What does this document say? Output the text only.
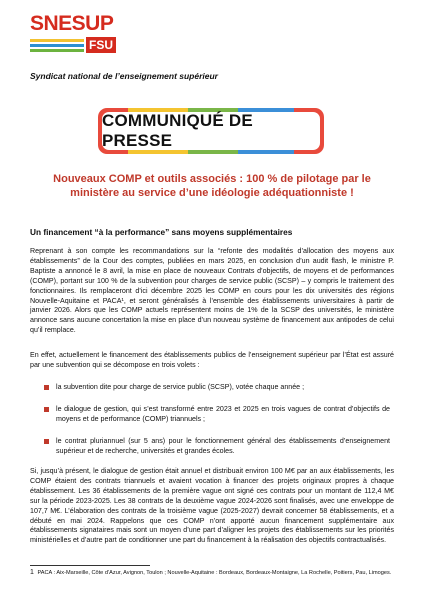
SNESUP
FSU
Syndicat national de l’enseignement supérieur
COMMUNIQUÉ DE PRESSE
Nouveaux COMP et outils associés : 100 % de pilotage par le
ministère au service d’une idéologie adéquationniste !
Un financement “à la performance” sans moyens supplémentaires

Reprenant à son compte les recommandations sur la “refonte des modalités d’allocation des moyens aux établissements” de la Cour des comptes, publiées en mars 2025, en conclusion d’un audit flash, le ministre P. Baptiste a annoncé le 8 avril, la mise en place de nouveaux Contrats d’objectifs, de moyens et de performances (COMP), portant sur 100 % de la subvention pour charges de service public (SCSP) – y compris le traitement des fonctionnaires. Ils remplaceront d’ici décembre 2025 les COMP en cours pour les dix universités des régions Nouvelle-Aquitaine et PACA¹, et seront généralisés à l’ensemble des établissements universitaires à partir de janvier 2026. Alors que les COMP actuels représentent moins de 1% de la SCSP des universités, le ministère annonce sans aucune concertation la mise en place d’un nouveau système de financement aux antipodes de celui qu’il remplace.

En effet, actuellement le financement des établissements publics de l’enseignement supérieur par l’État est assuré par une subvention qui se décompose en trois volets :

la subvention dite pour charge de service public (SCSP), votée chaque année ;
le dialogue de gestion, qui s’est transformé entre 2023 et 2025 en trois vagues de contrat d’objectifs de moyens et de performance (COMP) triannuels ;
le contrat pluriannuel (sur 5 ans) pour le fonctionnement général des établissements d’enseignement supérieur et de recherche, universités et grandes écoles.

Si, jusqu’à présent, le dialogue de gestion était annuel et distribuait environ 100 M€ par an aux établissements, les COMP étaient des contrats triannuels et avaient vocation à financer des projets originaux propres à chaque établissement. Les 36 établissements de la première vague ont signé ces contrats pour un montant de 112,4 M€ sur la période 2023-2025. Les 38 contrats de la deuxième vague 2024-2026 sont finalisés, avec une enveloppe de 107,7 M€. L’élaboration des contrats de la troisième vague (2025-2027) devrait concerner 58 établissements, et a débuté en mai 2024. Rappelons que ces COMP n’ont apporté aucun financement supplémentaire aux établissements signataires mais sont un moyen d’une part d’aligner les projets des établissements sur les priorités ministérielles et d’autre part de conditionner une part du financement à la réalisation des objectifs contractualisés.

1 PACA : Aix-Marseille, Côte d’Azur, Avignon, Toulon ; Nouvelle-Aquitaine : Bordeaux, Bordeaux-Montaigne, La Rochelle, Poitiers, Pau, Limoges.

------------------------------------------------------------------------

What needs to be done —
Retype all entries exactly as they appear, dropping the images.

Full solution —
What does this document say? Output the text only.
SNESUP
FSU
Syndicat national de l’enseignement supérieur
COMMUNIQUÉ DE PRESSE
Nouveaux COMP et outils associés : 100 % de pilotage par le
ministère au service d’une idéologie adéquationniste !
Un financement “à la performance” sans moyens supplémentaires

Reprenant à son compte les recommandations sur la “refonte des modalités d’allocation des moyens aux établissements” de la Cour des comptes, publiées en mars 2025, en conclusion d’un audit flash, le ministre P. Baptiste a annoncé le 8 avril, la mise en place de nouveaux Contrats d’objectifs, de moyens et de performances (COMP), portant sur 100 % de la subvention pour charges de service public (SCSP) – y compris le traitement des fonctionnaires. Ils remplaceront d’ici décembre 2025 les COMP en cours pour les dix universités des régions Nouvelle-Aquitaine et PACA¹, et seront généralisés à l’ensemble des établissements universitaires à partir de janvier 2026. Alors que les COMP actuels représentent moins de 1% de la SCSP des universités, le ministère annonce sans aucune concertation la mise en place d’un nouveau système de financement aux antipodes de celui qu’il remplace.

En effet, actuellement le financement des établissements publics de l’enseignement supérieur par l’État est assuré par une subvention qui se décompose en trois volets :

la subvention dite pour charge de service public (SCSP), votée chaque année ;
le dialogue de gestion, qui s’est transformé entre 2023 et 2025 en trois vagues de contrat d’objectifs de moyens et de performance (COMP) triannuels ;
le contrat pluriannuel (sur 5 ans) pour le fonctionnement général des établissements d’enseignement supérieur et de recherche, universités et grandes écoles.

Si, jusqu’à présent, le dialogue de gestion était annuel et distribuait environ 100 M€ par an aux établissements, les COMP étaient des contrats triannuels et avaient vocation à financer des projets originaux propres à chaque établissement. Les 36 établissements de la première vague ont signé ces contrats pour un montant de 112,4 M€ sur la période 2023-2025. Les 38 contrats de la deuxième vague 2024-2026 sont finalisés, avec une enveloppe de 107,7 M€. L’élaboration des contrats de la troisième vague (2025-2027) devrait concerner 58 établissements, et a débuté en mai 2024. Rappelons que ces COMP n’ont apporté aucun financement supplémentaire aux établissements signataires mais sont un moyen d’une part d’aligner les projets des établissements sur les priorités ministérielles et d’autre part de conditionner une part du financement à la réalisation des objectifs contractualisés.

1 PACA : Aix-Marseille, Côte d’Azur, Avignon, Toulon ; Nouvelle-Aquitaine : Bordeaux, Bordeaux-Montaigne, La Rochelle, Poitiers, Pau, Limoges.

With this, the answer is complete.